> PASSAGE PROVIDED:
►

It's Teetime; adding tee like functionality to Popen

Question

I recently needed to run some command line applications from Python. Whilst this is fairly simple with subprocess.Popen. I wanted to be able to properly pipe the output.

When running the programs from Python I want three things:

1. The option to have a low memory footprint.

   This is possible with Popen by passing some, not all, file objects to stdout or stderr.

2. To be able to pass data into multiple outputs. If I want to pass data from Popen.stdout to sys.stdout and my_file I should be able to.

3. To output live. When using Popen.communicate or stdout=None it is not possible to log the output and also display the output.

All of these are fairly easy to implement by using Popen.stdout with threads. Even though the core of the code is fairly simple. Having to manually create and manage threads each time I use Popen is not desirable. Further more, given that the code is a convenience wrapper, I decided to try and make the usage as simple as possible.

"""
Teetime - adding tee like functionality to Popen.

Conveniently allow Popen to pass data to any number of sinks.
Sinks can be shared between both stdout and std err and be handled correctly.

.. code-block::

    import sys
    import teetime

    with open('log.txt', 'wb') as f:
        teetime.popen_call(
            ['python', 'test.py'],
            stdout=(sys.stdout.buffered, f),
            stderr=(sys.stderr.buffered, f),
        )

The :code:`popen_call` function is a convenience over :code:`Sinks`.
If you need to interact with the process when it's live then you can
modify the following to suite your needs.

.. code-block::

    import sys
    import teetime

    with open('log.txt', 'wb') as f:
        sinks = Sinks(
            (sys.stdout.buffered, f),
            (sys.stderr.buffered, f),
        )
        process = sinks.popen(['python', 'test.py'])
        with self.make_threads(process) as threads:
            threads.join()
        self.reset_head()
"""

from __future__ import annotations

from typing import (
    Any, Callable, Iterator, List, Optional, Sequence, Tuple, Type
)
import collections
import io
import queue
import subprocess
import threading

QUEUE_SENTINEL = object()
FILE_SENTINEL = b''

TSink = Callable[[bytes], None]
_Threads = collections.namedtuple('Threads', 'out, err, both, queue')
_Sinks = collections.namedtuple('Sinks', 'out, err, both')


class Threads(_Threads):
    """
    Thread manager and interface.

◄

> GIVEN ENTRIES:

►

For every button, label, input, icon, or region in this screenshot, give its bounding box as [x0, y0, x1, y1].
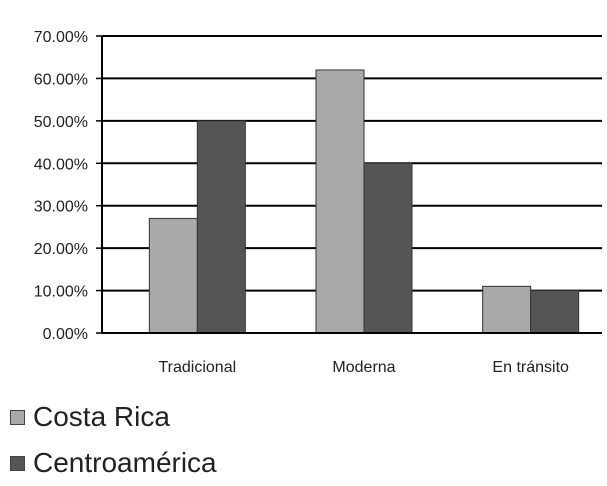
x-tick-labels: Tradicional Moderna En tránsito [158, 359, 569, 376]
y-tick-label: 60.00% [34, 71, 88, 88]
bar-centroamerica [530, 290, 580, 334]
y-tick-label: 0.00% [43, 326, 88, 343]
y-tick-label: 70.00% [34, 29, 88, 46]
y-tick-label: 20.00% [34, 241, 88, 258]
bar-costa-rica [482, 285, 532, 334]
axes [96, 35, 602, 334]
legend-label-centroamerica: Centroamérica [33, 447, 217, 478]
legend-swatch-centroamerica [10, 455, 25, 471]
legend-item-centroamerica: Centroamérica [10, 440, 310, 486]
bars [148, 69, 580, 334]
y-tick-label: 40.00% [34, 156, 88, 173]
bar-centroamerica [196, 120, 246, 334]
y-tick-label: 50.00% [34, 114, 88, 131]
bar-costa-rica [148, 217, 198, 334]
y-tick-labels: 0.00% 10.00% 20.00% 30.00% 40.00% 50.00% 60.00… [34, 29, 88, 343]
legend-swatch-costa-rica [10, 409, 25, 425]
x-tick-label: Tradicional [158, 359, 236, 376]
y-tick-label: 30.00% [34, 199, 88, 216]
y-tick-label: 10.00% [34, 284, 88, 301]
legend: Costa Rica Centroamérica [10, 394, 310, 486]
bar-costa-rica [315, 69, 365, 334]
legend-item-costa-rica: Costa Rica [10, 394, 310, 440]
legend-label-costa-rica: Costa Rica [33, 401, 170, 432]
bar-centroamerica [363, 162, 413, 334]
x-tick-label: En tránsito [492, 359, 569, 376]
x-tick-label: Moderna [332, 359, 395, 376]
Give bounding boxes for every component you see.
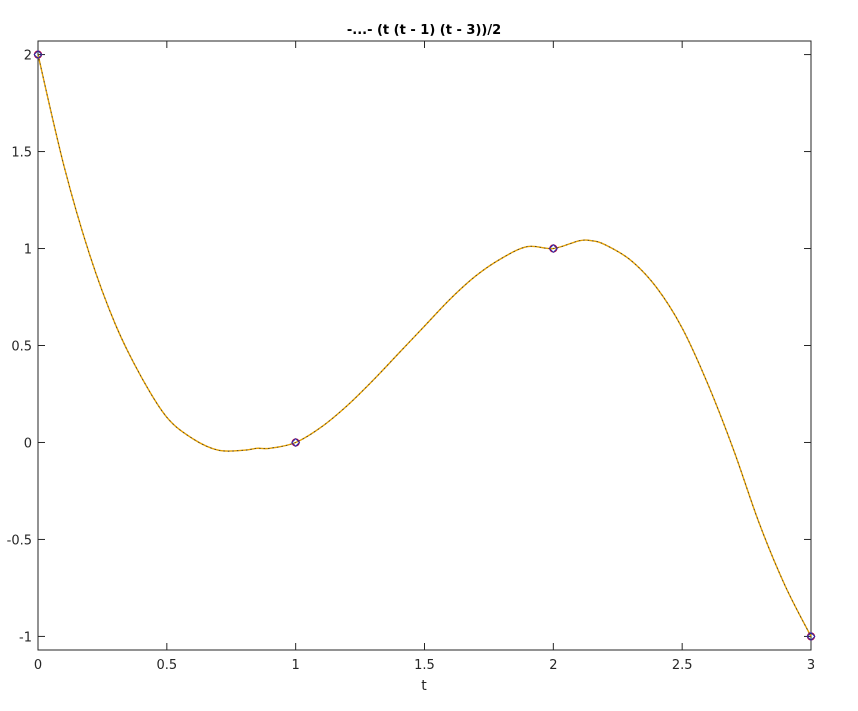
data-point-diamond (33, 50, 43, 60)
x-axis-label: t (421, 678, 427, 694)
y-tick-label: 1.5 (11, 146, 32, 161)
data-point-diamond (806, 631, 816, 641)
data-point-diamond (548, 244, 558, 254)
axes-frame (37, 40, 812, 651)
y-tick-label: 1 (24, 243, 32, 258)
x-tick-label: 1 (292, 658, 300, 673)
x-tick-label: 2 (549, 658, 557, 673)
chart-title: -...- (t (t - 1) (t - 3))/2 (347, 23, 501, 38)
curve-layer (37, 54, 812, 637)
x-tick-label: 3 (807, 658, 815, 673)
y-tick-label: -0.5 (7, 533, 32, 548)
y-tick-label: 0.5 (11, 340, 32, 355)
x-tick-label: 0 (34, 658, 42, 673)
ticks-layer: 0 0.5 1 1.5 2 2.5 3 -1 -0.5 0 0.5 1 1.5 2 (7, 41, 815, 673)
x-tick-label: 1.5 (414, 658, 435, 673)
data-point-diamond (291, 437, 301, 447)
polynomial-curve-series (37, 54, 812, 637)
y-tick-label: 0 (24, 436, 32, 451)
y-tick-label: -1 (19, 630, 32, 645)
markers-layer (33, 50, 816, 641)
x-tick-label: 2.5 (672, 658, 693, 673)
y-tick-label: 2 (24, 49, 32, 64)
x-tick-label: 0.5 (156, 658, 177, 673)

◄

> TASK PROMPT: What does the Teetime post on adding tee-like output to Popen say in the part that opens with the words containing "This is possible" and closes with "be handled correctly."? Quote that part word for word.

> EXERCISE RESPONSE:
This is possible with Popen by passing some, not all, file objects to stdout or stderr.

2. To be able to pass data into multiple outputs. If I want to pass data from Popen.stdout to sys.stdout and my_file I should be able to.

3. To output live. When using Popen.communicate or stdout=None it is not possible to log the output and also display the output.

All of these are fairly easy to implement by using Popen.stdout with threads. Even though the core of the code is fairly simple. Having to manually create and manage threads each time I use Popen is not desirable. Further more, given that the code is a convenience wrapper, I decided to try and make the usage as simple as possible.

"""
Teetime - adding tee like functionality to Popen.

Conveniently allow Popen to pass data to any number of sinks.
Sinks can be shared between both stdout and std err and be handled correctly.